[start]

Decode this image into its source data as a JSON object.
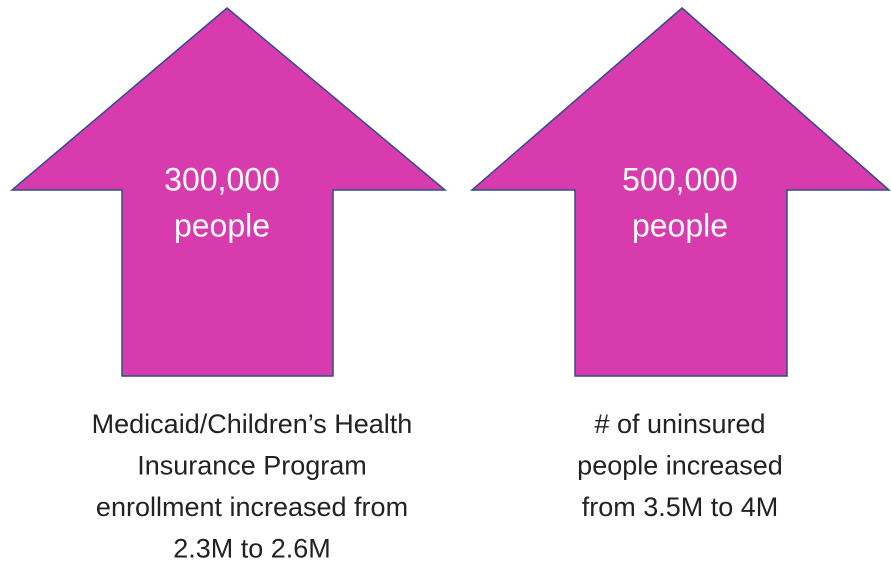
{
  "arrows": [
    {
      "value": "300,000",
      "unit": "people",
      "caption": [
        "Medicaid/Children’s Health",
        "Insurance Program",
        "enrollment increased from",
        "2.3M to 2.6M"
      ]
    },
    {
      "value": "500,000",
      "unit": "people",
      "caption": [
        "# of uninsured",
        "people increased",
        "from 3.5M to 4M"
      ]
    }
  ]
}
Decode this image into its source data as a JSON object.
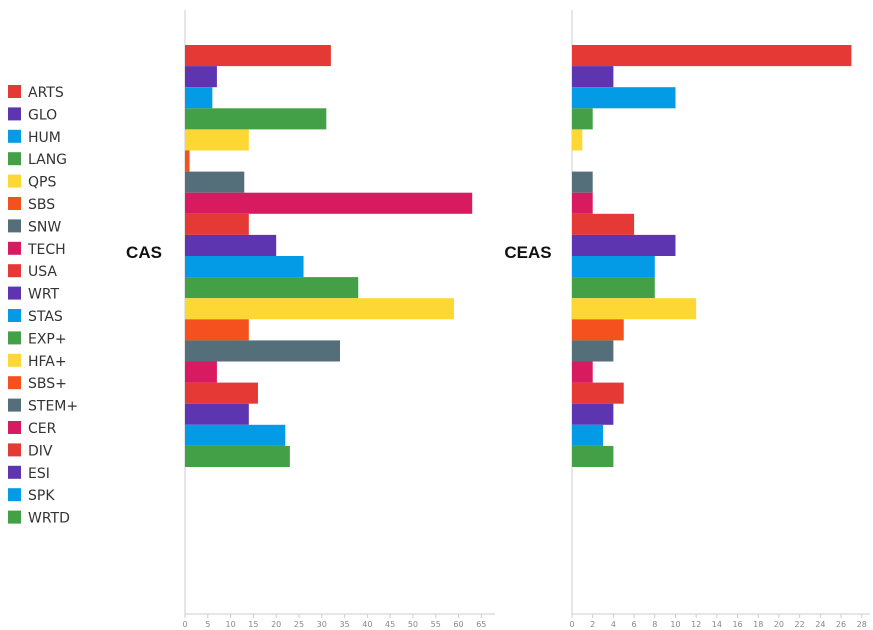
{
  "legend": [
    {
      "name": "ARTS",
      "color": "#e53935"
    },
    {
      "name": "GLO",
      "color": "#5e35b1"
    },
    {
      "name": "HUM",
      "color": "#039be5"
    },
    {
      "name": "LANG",
      "color": "#43a047"
    },
    {
      "name": "QPS",
      "color": "#fdd835"
    },
    {
      "name": "SBS",
      "color": "#f4511e"
    },
    {
      "name": "SNW",
      "color": "#546e7a"
    },
    {
      "name": "TECH",
      "color": "#d81b60"
    },
    {
      "name": "USA",
      "color": "#e53935"
    },
    {
      "name": "WRT",
      "color": "#5e35b1"
    },
    {
      "name": "STAS",
      "color": "#039be5"
    },
    {
      "name": "EXP+",
      "color": "#43a047"
    },
    {
      "name": "HFA+",
      "color": "#fdd835"
    },
    {
      "name": "SBS+",
      "color": "#f4511e"
    },
    {
      "name": "STEM+",
      "color": "#546e7a"
    },
    {
      "name": "CER",
      "color": "#d81b60"
    },
    {
      "name": "DIV",
      "color": "#e53935"
    },
    {
      "name": "ESI",
      "color": "#5e35b1"
    },
    {
      "name": "SPK",
      "color": "#039be5"
    },
    {
      "name": "WRTD",
      "color": "#43a047"
    }
  ],
  "chart_data": [
    {
      "type": "bar",
      "orientation": "horizontal",
      "title": "CAS",
      "categories": [
        "ARTS",
        "GLO",
        "HUM",
        "LANG",
        "QPS",
        "SBS",
        "SNW",
        "TECH",
        "USA",
        "WRT",
        "STAS",
        "EXP+",
        "HFA+",
        "SBS+",
        "STEM+",
        "CER",
        "DIV",
        "ESI",
        "SPK",
        "WRTD"
      ],
      "values": [
        32,
        7,
        6,
        31,
        14,
        1,
        13,
        63,
        14,
        20,
        26,
        38,
        59,
        14,
        34,
        7,
        16,
        14,
        22,
        23
      ],
      "xlim": [
        0,
        68
      ],
      "xticks": [
        0,
        5,
        10,
        15,
        20,
        25,
        30,
        35,
        40,
        45,
        50,
        55,
        60,
        65
      ],
      "grid": false
    },
    {
      "type": "bar",
      "orientation": "horizontal",
      "title": "CEAS",
      "categories": [
        "ARTS",
        "GLO",
        "HUM",
        "LANG",
        "QPS",
        "SBS",
        "SNW",
        "TECH",
        "USA",
        "WRT",
        "STAS",
        "EXP+",
        "HFA+",
        "SBS+",
        "STEM+",
        "CER",
        "DIV",
        "ESI",
        "SPK",
        "WRTD"
      ],
      "values": [
        27,
        4,
        10,
        2,
        1,
        0,
        2,
        2,
        6,
        10,
        8,
        8,
        12,
        5,
        4,
        2,
        5,
        4,
        3,
        4
      ],
      "xlim": [
        0,
        28.8
      ],
      "xticks": [
        0,
        2,
        4,
        6,
        8,
        10,
        12,
        14,
        16,
        18,
        20,
        22,
        24,
        26,
        28
      ],
      "grid": false
    }
  ]
}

[end]

Copy the records exactly as they appear, excluding images.

Decode this image into its source data as a JSON object.
{
  "arrows": [
    {
      "value": "300,000",
      "unit": "people",
      "caption": [
        "Medicaid/Children’s Health",
        "Insurance Program",
        "enrollment increased from",
        "2.3M to 2.6M"
      ]
    },
    {
      "value": "500,000",
      "unit": "people",
      "caption": [
        "# of uninsured",
        "people increased",
        "from 3.5M to 4M"
      ]
    }
  ]
}
Decode this image into its source data as a JSON object.
{
  "legend": [
    {
      "name": "ARTS",
      "color": "#e53935"
    },
    {
      "name": "GLO",
      "color": "#5e35b1"
    },
    {
      "name": "HUM",
      "color": "#039be5"
    },
    {
      "name": "LANG",
      "color": "#43a047"
    },
    {
      "name": "QPS",
      "color": "#fdd835"
    },
    {
      "name": "SBS",
      "color": "#f4511e"
    },
    {
      "name": "SNW",
      "color": "#546e7a"
    },
    {
      "name": "TECH",
      "color": "#d81b60"
    },
    {
      "name": "USA",
      "color": "#e53935"
    },
    {
      "name": "WRT",
      "color": "#5e35b1"
    },
    {
      "name": "STAS",
      "color": "#039be5"
    },
    {
      "name": "EXP+",
      "color": "#43a047"
    },
    {
      "name": "HFA+",
      "color": "#fdd835"
    },
    {
      "name": "SBS+",
      "color": "#f4511e"
    },
    {
      "name": "STEM+",
      "color": "#546e7a"
    },
    {
      "name": "CER",
      "color": "#d81b60"
    },
    {
      "name": "DIV",
      "color": "#e53935"
    },
    {
      "name": "ESI",
      "color": "#5e35b1"
    },
    {
      "name": "SPK",
      "color": "#039be5"
    },
    {
      "name": "WRTD",
      "color": "#43a047"
    }
  ],
  "chart_data": [
    {
      "type": "bar",
      "orientation": "horizontal",
      "title": "CAS",
      "categories": [
        "ARTS",
        "GLO",
        "HUM",
        "LANG",
        "QPS",
        "SBS",
        "SNW",
        "TECH",
        "USA",
        "WRT",
        "STAS",
        "EXP+",
        "HFA+",
        "SBS+",
        "STEM+",
        "CER",
        "DIV",
        "ESI",
        "SPK",
        "WRTD"
      ],
      "values": [
        32,
        7,
        6,
        31,
        14,
        1,
        13,
        63,
        14,
        20,
        26,
        38,
        59,
        14,
        34,
        7,
        16,
        14,
        22,
        23
      ],
      "xlim": [
        0,
        68
      ],
      "xticks": [
        0,
        5,
        10,
        15,
        20,
        25,
        30,
        35,
        40,
        45,
        50,
        55,
        60,
        65
      ],
      "grid": false
    },
    {
      "type": "bar",
      "orientation": "horizontal",
      "title": "CEAS",
      "categories": [
        "ARTS",
        "GLO",
        "HUM",
        "LANG",
        "QPS",
        "SBS",
        "SNW",
        "TECH",
        "USA",
        "WRT",
        "STAS",
        "EXP+",
        "HFA+",
        "SBS+",
        "STEM+",
        "CER",
        "DIV",
        "ESI",
        "SPK",
        "WRTD"
      ],
      "values": [
        27,
        4,
        10,
        2,
        1,
        0,
        2,
        2,
        6,
        10,
        8,
        8,
        12,
        5,
        4,
        2,
        5,
        4,
        3,
        4
      ],
      "xlim": [
        0,
        28.8
      ],
      "xticks": [
        0,
        2,
        4,
        6,
        8,
        10,
        12,
        14,
        16,
        18,
        20,
        22,
        24,
        26,
        28
      ],
      "grid": false
    }
  ]
}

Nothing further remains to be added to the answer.